_What you are asked to do_
The exercise asks for every line of the data to be reproduced exactly.

-- Data shown start --

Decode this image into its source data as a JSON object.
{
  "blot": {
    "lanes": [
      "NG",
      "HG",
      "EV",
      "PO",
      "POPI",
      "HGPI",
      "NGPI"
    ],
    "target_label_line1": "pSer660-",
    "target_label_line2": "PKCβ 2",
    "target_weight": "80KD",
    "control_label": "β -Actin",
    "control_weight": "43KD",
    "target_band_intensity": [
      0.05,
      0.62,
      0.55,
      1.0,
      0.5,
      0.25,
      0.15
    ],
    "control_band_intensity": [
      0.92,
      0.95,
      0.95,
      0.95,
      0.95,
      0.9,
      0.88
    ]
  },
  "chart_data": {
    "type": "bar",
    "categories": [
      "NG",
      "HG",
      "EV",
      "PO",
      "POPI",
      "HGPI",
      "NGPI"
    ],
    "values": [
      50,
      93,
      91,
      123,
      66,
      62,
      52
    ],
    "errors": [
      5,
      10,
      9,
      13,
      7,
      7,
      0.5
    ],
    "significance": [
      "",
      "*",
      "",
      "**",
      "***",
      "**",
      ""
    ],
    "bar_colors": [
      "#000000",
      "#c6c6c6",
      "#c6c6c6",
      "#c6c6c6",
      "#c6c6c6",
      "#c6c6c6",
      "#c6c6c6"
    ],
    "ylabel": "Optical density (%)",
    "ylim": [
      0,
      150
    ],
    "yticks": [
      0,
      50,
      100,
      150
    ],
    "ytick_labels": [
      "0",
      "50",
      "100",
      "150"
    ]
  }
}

-- Data shown end --

_Response to the exercise_
Decode this image into its source data as a JSON object.
{
  "blot": {
    "lanes": [
      "NG",
      "HG",
      "EV",
      "PO",
      "POPI",
      "HGPI",
      "NGPI"
    ],
    "target_label_line1": "pSer660-",
    "target_label_line2": "PKCβ 2",
    "target_weight": "80KD",
    "control_label": "β -Actin",
    "control_weight": "43KD",
    "target_band_intensity": [
      0.05,
      0.62,
      0.55,
      1.0,
      0.5,
      0.25,
      0.15
    ],
    "control_band_intensity": [
      0.92,
      0.95,
      0.95,
      0.95,
      0.95,
      0.9,
      0.88
    ]
  },
  "chart_data": {
    "type": "bar",
    "categories": [
      "NG",
      "HG",
      "EV",
      "PO",
      "POPI",
      "HGPI",
      "NGPI"
    ],
    "values": [
      50,
      93,
      91,
      123,
      66,
      62,
      52
    ],
    "errors": [
      5,
      10,
      9,
      13,
      7,
      7,
      0.5
    ],
    "significance": [
      "",
      "*",
      "",
      "**",
      "***",
      "**",
      ""
    ],
    "bar_colors": [
      "#000000",
      "#c6c6c6",
      "#c6c6c6",
      "#c6c6c6",
      "#c6c6c6",
      "#c6c6c6",
      "#c6c6c6"
    ],
    "ylabel": "Optical density (%)",
    "ylim": [
      0,
      150
    ],
    "yticks": [
      0,
      50,
      100,
      150
    ],
    "ytick_labels": [
      "0",
      "50",
      "100",
      "150"
    ]
  }
}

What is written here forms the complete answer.